GOAL:
From the listing that follows, extract every line and set it down unaltered.

-- START ENTRIES --

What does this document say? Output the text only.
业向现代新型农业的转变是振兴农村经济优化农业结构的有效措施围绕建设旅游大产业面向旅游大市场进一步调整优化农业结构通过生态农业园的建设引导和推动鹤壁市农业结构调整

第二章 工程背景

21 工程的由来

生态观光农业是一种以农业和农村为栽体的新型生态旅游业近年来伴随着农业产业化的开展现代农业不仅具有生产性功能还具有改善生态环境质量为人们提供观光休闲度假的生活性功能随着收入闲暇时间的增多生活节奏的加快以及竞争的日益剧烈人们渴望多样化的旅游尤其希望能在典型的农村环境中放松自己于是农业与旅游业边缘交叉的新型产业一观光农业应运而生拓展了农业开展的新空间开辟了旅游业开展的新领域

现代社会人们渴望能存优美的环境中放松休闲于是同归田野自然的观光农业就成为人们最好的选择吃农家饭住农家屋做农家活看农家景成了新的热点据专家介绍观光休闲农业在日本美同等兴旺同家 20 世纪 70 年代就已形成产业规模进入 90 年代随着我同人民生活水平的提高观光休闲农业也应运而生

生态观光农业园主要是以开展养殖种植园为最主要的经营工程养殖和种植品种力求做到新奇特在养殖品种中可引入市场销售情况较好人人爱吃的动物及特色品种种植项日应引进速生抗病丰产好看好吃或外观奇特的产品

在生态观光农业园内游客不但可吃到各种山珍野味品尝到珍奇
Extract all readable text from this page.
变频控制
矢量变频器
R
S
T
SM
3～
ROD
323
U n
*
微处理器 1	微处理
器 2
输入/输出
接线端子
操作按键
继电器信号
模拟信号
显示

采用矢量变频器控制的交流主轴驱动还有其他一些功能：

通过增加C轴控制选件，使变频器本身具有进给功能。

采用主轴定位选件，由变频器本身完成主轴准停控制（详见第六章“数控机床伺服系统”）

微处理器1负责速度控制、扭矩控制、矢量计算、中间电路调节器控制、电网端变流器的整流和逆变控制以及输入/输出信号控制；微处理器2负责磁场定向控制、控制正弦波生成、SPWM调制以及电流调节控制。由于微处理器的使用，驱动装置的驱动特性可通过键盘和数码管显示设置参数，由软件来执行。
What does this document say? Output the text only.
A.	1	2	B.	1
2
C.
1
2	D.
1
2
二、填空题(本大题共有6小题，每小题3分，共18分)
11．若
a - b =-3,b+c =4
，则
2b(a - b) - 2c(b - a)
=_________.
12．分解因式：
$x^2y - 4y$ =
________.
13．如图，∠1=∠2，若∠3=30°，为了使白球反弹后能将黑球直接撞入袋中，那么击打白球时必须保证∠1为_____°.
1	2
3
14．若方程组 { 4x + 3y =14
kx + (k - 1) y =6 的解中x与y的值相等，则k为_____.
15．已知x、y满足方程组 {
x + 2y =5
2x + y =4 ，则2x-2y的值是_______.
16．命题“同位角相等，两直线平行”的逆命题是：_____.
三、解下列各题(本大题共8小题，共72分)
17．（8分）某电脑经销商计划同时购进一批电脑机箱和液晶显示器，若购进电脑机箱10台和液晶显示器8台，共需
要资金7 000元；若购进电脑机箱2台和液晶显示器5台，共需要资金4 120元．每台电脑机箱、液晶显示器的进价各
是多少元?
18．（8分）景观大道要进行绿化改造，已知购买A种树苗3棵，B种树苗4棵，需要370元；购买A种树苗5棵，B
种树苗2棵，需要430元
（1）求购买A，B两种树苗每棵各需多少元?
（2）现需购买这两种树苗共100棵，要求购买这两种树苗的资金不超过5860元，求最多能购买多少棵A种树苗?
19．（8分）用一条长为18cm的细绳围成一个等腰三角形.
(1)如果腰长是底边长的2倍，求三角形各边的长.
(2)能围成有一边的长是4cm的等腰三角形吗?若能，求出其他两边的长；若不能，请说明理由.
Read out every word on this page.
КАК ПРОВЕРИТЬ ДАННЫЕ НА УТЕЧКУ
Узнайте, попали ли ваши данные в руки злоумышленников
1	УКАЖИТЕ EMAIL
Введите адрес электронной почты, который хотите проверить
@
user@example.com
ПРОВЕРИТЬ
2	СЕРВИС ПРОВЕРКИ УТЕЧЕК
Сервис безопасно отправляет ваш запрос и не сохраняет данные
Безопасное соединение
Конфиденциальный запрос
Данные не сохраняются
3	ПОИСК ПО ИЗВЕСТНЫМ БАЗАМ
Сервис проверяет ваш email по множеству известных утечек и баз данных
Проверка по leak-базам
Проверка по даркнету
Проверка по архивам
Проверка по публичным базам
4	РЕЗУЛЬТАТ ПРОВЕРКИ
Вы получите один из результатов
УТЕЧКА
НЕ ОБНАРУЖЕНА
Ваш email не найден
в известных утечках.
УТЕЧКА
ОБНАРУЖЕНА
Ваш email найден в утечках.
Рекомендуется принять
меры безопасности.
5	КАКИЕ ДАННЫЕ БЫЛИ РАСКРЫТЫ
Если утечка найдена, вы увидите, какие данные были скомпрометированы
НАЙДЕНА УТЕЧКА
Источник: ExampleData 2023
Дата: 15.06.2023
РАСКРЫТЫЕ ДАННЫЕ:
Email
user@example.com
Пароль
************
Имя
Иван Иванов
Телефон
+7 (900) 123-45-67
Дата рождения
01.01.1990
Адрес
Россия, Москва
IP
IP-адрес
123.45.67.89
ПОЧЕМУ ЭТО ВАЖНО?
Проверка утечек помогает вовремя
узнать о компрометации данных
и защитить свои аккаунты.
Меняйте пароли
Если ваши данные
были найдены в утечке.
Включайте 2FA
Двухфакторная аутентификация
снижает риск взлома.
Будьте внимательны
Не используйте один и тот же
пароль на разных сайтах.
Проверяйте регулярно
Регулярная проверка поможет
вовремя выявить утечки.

-- END ENTRIES --

TASK OUTPUT:
What does this document say? Output the text only.
业向现代新型农业的转变是振兴农村经济优化农业结构的有效措施围绕建设旅游大产业面向旅游大市场进一步调整优化农业结构通过生态农业园的建设引导和推动鹤壁市农业结构调整

第二章 工程背景

21 工程的由来

生态观光农业是一种以农业和农村为栽体的新型生态旅游业近年来伴随着农业产业化的开展现代农业不仅具有生产性功能还具有改善生态环境质量为人们提供观光休闲度假的生活性功能随着收入闲暇时间的增多生活节奏的加快以及竞争的日益剧烈人们渴望多样化的旅游尤其希望能在典型的农村环境中放松自己于是农业与旅游业边缘交叉的新型产业一观光农业应运而生拓展了农业开展的新空间开辟了旅游业开展的新领域

现代社会人们渴望能存优美的环境中放松休闲于是同归田野自然的观光农业就成为人们最好的选择吃农家饭住农家屋做农家活看农家景成了新的热点据专家介绍观光休闲农业在日本美同等兴旺同家 20 世纪 70 年代就已形成产业规模进入 90 年代随着我同人民生活水平的提高观光休闲农业也应运而生

生态观光农业园主要是以开展养殖种植园为最主要的经营工程养殖和种植品种力求做到新奇特在养殖品种中可引入市场销售情况较好人人爱吃的动物及特色品种种植项日应引进速生抗病丰产好看好吃或外观奇特的产品

在生态观光农业园内游客不但可吃到各种山珍野味品尝到珍奇
Extract all readable text from this page.
变频控制
矢量变频器
R
S
T
SM
3～
ROD
323
U n
*
微处理器 1	微处理
器 2
输入/输出
接线端子
操作按键
继电器信号
模拟信号
显示

采用矢量变频器控制的交流主轴驱动还有其他一些功能：

通过增加C轴控制选件，使变频器本身具有进给功能。

采用主轴定位选件，由变频器本身完成主轴准停控制（详见第六章“数控机床伺服系统”）

微处理器1负责速度控制、扭矩控制、矢量计算、中间电路调节器控制、电网端变流器的整流和逆变控制以及输入/输出信号控制；微处理器2负责磁场定向控制、控制正弦波生成、SPWM调制以及电流调节控制。由于微处理器的使用，驱动装置的驱动特性可通过键盘和数码管显示设置参数，由软件来执行。
What does this document say? Output the text only.
A.	1	2	B.	1
2
C.
1
2	D.
1
2
二、填空题(本大题共有6小题，每小题3分，共18分)
11．若
a - b =-3,b+c =4
，则
2b(a - b) - 2c(b - a)
=_________.
12．分解因式：
$x^2y - 4y$ =
________.
13．如图，∠1=∠2，若∠3=30°，为了使白球反弹后能将黑球直接撞入袋中，那么击打白球时必须保证∠1为_____°.
1	2
3
14．若方程组 { 4x + 3y =14
kx + (k - 1) y =6 的解中x与y的值相等，则k为_____.
15．已知x、y满足方程组 {
x + 2y =5
2x + y =4 ，则2x-2y的值是_______.
16．命题“同位角相等，两直线平行”的逆命题是：_____.
三、解下列各题(本大题共8小题，共72分)
17．（8分）某电脑经销商计划同时购进一批电脑机箱和液晶显示器，若购进电脑机箱10台和液晶显示器8台，共需
要资金7 000元；若购进电脑机箱2台和液晶显示器5台，共需要资金4 120元．每台电脑机箱、液晶显示器的进价各
是多少元?
18．（8分）景观大道要进行绿化改造，已知购买A种树苗3棵，B种树苗4棵，需要370元；购买A种树苗5棵，B
种树苗2棵，需要430元
（1）求购买A，B两种树苗每棵各需多少元?
（2）现需购买这两种树苗共100棵，要求购买这两种树苗的资金不超过5860元，求最多能购买多少棵A种树苗?
19．（8分）用一条长为18cm的细绳围成一个等腰三角形.
(1)如果腰长是底边长的2倍，求三角形各边的长.
(2)能围成有一边的长是4cm的等腰三角形吗?若能，求出其他两边的长；若不能，请说明理由.
Read out every word on this page.
КАК ПРОВЕРИТЬ ДАННЫЕ НА УТЕЧКУ
Узнайте, попали ли ваши данные в руки злоумышленников
1	УКАЖИТЕ EMAIL
Введите адрес электронной почты, который хотите проверить
@
user@example.com
ПРОВЕРИТЬ
2	СЕРВИС ПРОВЕРКИ УТЕЧЕК
Сервис безопасно отправляет ваш запрос и не сохраняет данные
Безопасное соединение
Конфиденциальный запрос
Данные не сохраняются
3	ПОИСК ПО ИЗВЕСТНЫМ БАЗАМ
Сервис проверяет ваш email по множеству известных утечек и баз данных
Проверка по leak-базам
Проверка по даркнету
Проверка по архивам
Проверка по публичным базам
4	РЕЗУЛЬТАТ ПРОВЕРКИ
Вы получите один из результатов
УТЕЧКА
НЕ ОБНАРУЖЕНА
Ваш email не найден
в известных утечках.
УТЕЧКА
ОБНАРУЖЕНА
Ваш email найден в утечках.
Рекомендуется принять
меры безопасности.
5	КАКИЕ ДАННЫЕ БЫЛИ РАСКРЫТЫ
Если утечка найдена, вы увидите, какие данные были скомпрометированы
НАЙДЕНА УТЕЧКА
Источник: ExampleData 2023
Дата: 15.06.2023
РАСКРЫТЫЕ ДАННЫЕ:
Email
user@example.com
Пароль
************
Имя
Иван Иванов
Телефон
+7 (900) 123-45-67
Дата рождения
01.01.1990
Адрес
Россия, Москва
IP
IP-адрес
123.45.67.89
ПОЧЕМУ ЭТО ВАЖНО?
Проверка утечек помогает вовремя
узнать о компрометации данных
и защитить свои аккаунты.
Меняйте пароли
Если ваши данные
были найдены в утечке.
Включайте 2FA
Двухфакторная аутентификация
снижает риск взлома.
Будьте внимательны
Не используйте один и тот же
пароль на разных сайтах.
Проверяйте регулярно
Регулярная проверка поможет
вовремя выявить утечки.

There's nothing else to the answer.